PROBLEM: From the records, pick out and copy each line containing "Faustus".

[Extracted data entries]

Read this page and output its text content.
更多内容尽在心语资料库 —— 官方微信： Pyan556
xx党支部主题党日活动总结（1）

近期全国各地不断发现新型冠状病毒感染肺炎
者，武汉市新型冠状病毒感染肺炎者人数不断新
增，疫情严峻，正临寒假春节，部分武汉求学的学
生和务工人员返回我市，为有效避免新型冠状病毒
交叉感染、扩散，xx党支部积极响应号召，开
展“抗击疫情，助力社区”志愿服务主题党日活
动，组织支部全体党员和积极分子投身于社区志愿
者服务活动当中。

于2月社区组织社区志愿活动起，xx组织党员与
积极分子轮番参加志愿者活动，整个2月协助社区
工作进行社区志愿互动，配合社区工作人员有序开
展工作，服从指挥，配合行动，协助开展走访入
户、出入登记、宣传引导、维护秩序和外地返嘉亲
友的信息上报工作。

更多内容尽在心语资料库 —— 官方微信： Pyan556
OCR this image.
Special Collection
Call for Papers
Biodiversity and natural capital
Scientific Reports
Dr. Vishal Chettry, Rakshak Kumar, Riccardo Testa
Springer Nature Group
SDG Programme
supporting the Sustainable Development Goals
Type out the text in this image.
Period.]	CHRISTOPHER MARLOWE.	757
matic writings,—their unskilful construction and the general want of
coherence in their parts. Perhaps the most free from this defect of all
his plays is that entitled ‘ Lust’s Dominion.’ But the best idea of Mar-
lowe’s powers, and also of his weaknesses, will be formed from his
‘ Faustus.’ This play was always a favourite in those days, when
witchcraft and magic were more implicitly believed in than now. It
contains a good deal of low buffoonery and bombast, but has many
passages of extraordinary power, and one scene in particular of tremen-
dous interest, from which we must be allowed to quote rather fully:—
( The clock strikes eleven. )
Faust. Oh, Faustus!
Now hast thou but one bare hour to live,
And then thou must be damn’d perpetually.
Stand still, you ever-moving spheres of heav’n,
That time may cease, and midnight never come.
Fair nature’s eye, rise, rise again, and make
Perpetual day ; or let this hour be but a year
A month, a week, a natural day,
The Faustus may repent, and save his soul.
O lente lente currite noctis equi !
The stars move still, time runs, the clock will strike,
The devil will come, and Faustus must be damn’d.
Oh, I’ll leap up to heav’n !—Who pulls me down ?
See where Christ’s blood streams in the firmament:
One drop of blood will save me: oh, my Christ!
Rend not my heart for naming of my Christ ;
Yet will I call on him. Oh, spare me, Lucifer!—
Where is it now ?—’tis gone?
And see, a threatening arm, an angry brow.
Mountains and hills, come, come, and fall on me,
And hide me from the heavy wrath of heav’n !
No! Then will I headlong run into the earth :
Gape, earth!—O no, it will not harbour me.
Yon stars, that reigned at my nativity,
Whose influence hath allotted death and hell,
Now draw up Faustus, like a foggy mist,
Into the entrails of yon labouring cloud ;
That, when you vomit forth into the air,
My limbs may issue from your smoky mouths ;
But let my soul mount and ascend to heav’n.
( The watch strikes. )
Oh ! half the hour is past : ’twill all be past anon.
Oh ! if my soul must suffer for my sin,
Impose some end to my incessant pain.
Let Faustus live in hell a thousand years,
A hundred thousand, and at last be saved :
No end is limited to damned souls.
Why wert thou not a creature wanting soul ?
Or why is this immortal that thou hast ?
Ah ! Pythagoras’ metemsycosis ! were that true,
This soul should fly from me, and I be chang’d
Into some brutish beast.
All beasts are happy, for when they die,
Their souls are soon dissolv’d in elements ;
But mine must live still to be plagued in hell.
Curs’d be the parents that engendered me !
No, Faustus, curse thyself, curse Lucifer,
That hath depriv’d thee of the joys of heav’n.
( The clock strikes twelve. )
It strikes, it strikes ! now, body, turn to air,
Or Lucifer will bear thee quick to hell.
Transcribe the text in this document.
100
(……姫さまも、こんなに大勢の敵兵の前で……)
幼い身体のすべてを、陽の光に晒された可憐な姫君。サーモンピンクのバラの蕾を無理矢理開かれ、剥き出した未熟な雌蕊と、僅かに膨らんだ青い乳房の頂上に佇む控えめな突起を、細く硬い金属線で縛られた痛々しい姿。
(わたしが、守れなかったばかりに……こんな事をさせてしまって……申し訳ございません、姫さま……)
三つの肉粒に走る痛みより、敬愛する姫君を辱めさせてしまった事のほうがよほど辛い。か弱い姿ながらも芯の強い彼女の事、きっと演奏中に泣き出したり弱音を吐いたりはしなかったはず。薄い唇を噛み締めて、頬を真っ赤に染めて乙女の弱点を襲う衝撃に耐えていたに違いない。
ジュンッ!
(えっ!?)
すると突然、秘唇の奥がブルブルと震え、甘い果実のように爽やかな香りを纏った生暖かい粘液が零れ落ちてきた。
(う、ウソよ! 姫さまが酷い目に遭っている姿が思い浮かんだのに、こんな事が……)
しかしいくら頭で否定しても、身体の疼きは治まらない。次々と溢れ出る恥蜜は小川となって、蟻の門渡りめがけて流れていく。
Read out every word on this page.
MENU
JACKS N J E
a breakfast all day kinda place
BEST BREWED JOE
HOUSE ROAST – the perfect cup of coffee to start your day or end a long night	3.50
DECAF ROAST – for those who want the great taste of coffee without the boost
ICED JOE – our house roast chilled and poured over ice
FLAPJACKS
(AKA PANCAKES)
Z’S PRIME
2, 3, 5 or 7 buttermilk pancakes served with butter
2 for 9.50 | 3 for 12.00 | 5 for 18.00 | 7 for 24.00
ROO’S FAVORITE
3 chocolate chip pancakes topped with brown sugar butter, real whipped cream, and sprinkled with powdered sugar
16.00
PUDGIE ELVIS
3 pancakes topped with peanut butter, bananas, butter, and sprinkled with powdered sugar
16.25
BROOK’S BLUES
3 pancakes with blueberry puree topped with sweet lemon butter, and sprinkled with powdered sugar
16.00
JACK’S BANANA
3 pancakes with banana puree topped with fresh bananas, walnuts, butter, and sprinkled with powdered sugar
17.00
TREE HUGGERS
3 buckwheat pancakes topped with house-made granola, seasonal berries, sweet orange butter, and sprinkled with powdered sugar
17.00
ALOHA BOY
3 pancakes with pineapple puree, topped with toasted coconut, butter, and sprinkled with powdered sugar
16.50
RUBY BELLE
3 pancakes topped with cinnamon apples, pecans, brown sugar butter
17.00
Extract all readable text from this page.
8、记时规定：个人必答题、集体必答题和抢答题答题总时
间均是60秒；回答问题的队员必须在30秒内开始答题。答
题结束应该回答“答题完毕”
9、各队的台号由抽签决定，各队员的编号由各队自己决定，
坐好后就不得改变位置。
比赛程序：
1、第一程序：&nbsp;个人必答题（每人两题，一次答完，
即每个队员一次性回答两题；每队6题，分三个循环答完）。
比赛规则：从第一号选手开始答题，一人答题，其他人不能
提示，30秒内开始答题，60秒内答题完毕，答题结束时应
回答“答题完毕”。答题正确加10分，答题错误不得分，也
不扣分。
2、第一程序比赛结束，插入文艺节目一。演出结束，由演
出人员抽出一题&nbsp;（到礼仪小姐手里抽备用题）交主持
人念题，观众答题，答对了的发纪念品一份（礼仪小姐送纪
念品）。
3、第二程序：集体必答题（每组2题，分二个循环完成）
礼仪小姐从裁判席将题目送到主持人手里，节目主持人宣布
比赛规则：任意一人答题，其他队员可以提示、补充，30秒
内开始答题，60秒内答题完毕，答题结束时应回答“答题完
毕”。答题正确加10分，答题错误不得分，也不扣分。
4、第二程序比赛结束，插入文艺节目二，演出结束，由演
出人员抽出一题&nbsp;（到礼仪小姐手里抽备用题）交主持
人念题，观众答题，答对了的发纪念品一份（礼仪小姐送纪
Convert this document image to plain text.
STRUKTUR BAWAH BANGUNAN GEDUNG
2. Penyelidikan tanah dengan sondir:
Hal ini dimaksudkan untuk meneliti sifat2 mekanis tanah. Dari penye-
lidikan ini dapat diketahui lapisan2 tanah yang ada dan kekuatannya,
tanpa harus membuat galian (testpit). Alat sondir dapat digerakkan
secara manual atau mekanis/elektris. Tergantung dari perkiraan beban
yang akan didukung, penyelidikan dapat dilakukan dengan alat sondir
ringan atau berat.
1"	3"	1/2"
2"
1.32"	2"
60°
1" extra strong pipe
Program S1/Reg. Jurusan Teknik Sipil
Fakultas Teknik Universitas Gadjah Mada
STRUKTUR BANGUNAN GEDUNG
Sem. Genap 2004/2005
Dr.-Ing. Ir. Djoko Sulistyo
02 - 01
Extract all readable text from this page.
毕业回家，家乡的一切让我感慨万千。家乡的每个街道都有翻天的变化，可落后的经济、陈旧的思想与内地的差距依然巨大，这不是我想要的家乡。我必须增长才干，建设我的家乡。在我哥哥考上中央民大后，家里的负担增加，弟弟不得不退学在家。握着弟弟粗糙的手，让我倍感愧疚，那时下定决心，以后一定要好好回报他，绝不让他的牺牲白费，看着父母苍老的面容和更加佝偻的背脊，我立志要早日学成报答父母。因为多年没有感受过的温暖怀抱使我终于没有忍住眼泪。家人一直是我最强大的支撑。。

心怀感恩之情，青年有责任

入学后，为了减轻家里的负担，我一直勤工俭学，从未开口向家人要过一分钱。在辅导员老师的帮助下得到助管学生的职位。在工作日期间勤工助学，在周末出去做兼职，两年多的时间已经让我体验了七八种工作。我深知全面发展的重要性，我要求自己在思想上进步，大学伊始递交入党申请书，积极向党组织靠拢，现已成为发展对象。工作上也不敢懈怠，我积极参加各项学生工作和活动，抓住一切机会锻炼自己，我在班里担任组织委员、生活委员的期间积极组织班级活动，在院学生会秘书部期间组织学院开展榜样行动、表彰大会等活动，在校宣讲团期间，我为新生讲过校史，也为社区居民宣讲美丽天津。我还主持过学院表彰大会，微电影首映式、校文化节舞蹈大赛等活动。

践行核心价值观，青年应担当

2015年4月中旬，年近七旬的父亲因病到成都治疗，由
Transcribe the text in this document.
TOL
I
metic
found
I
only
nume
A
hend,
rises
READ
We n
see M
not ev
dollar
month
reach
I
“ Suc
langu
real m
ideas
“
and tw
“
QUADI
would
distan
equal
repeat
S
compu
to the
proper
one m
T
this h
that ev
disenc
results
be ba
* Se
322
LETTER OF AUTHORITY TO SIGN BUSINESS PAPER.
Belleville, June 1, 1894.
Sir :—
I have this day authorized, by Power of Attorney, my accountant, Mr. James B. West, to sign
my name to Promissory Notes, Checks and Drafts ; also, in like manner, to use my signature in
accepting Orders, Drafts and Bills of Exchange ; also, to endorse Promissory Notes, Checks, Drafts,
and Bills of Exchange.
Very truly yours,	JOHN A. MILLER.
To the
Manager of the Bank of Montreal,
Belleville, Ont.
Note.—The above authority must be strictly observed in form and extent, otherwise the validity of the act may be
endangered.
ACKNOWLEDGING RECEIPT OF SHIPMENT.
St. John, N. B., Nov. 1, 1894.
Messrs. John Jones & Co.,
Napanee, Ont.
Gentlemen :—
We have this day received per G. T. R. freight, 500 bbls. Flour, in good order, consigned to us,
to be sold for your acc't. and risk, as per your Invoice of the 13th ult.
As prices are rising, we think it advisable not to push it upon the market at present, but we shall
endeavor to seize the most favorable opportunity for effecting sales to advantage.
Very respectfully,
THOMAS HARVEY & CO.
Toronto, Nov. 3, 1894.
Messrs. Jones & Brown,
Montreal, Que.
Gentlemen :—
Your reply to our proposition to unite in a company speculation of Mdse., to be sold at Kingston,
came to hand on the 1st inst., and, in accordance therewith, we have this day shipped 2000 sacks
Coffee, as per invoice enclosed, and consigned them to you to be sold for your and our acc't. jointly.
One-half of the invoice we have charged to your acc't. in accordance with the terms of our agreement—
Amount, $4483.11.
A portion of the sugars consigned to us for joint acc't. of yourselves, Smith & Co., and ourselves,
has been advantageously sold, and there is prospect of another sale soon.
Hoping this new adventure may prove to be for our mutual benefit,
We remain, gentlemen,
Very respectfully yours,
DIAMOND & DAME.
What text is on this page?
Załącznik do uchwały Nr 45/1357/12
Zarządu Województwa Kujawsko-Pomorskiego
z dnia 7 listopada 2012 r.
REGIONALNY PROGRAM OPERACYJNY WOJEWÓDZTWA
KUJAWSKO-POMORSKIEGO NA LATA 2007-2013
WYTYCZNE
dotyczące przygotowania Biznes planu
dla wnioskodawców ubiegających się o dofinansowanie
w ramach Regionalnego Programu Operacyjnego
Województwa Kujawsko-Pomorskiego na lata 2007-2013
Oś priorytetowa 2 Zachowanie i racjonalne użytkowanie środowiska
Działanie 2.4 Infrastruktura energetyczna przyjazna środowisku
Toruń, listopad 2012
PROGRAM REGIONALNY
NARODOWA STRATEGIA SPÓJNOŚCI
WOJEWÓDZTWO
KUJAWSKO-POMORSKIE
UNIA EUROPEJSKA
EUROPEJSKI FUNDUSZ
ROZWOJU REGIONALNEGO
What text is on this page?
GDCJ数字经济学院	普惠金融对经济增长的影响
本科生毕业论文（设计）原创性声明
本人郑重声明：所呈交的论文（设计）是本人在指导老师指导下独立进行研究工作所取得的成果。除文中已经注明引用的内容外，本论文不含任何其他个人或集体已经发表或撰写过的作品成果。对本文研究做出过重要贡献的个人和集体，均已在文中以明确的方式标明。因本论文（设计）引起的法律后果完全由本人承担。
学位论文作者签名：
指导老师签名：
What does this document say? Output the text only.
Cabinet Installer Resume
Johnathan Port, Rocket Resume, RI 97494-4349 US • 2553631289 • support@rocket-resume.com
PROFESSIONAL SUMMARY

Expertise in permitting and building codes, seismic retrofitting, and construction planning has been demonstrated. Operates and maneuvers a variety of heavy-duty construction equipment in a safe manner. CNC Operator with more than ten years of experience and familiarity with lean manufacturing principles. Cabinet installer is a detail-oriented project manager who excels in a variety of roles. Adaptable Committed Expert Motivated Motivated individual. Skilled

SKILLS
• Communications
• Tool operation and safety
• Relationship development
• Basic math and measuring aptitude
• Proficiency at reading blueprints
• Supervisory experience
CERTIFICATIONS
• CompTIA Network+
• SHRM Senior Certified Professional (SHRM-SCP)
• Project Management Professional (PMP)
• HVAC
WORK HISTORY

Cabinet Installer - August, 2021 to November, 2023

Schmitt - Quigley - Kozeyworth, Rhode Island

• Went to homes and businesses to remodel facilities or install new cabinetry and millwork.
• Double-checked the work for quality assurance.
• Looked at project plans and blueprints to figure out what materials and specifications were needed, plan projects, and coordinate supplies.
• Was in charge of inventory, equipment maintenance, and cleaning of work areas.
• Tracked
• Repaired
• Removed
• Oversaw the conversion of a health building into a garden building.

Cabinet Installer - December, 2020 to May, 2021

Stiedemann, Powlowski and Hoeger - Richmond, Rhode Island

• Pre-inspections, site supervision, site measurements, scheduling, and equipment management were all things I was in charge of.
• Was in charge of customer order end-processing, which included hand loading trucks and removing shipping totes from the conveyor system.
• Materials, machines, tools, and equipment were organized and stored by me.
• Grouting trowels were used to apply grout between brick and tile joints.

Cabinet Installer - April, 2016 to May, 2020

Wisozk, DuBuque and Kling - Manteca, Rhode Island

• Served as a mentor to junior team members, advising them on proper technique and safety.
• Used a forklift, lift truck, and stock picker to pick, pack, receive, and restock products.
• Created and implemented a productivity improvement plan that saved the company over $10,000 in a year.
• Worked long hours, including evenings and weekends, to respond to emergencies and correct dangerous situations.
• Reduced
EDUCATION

EXERCISE ANSWER:
‘ Faustus.’ This play was always a favourite in those days, when
Faust. Oh, Faustus!
The Faustus may repent, and save his soul.
The devil will come, and Faustus must be damn’d.
Now draw up Faustus, like a foggy mist,
Let Faustus live in hell a thousand years,
No, Faustus, curse thyself, curse Lucifer,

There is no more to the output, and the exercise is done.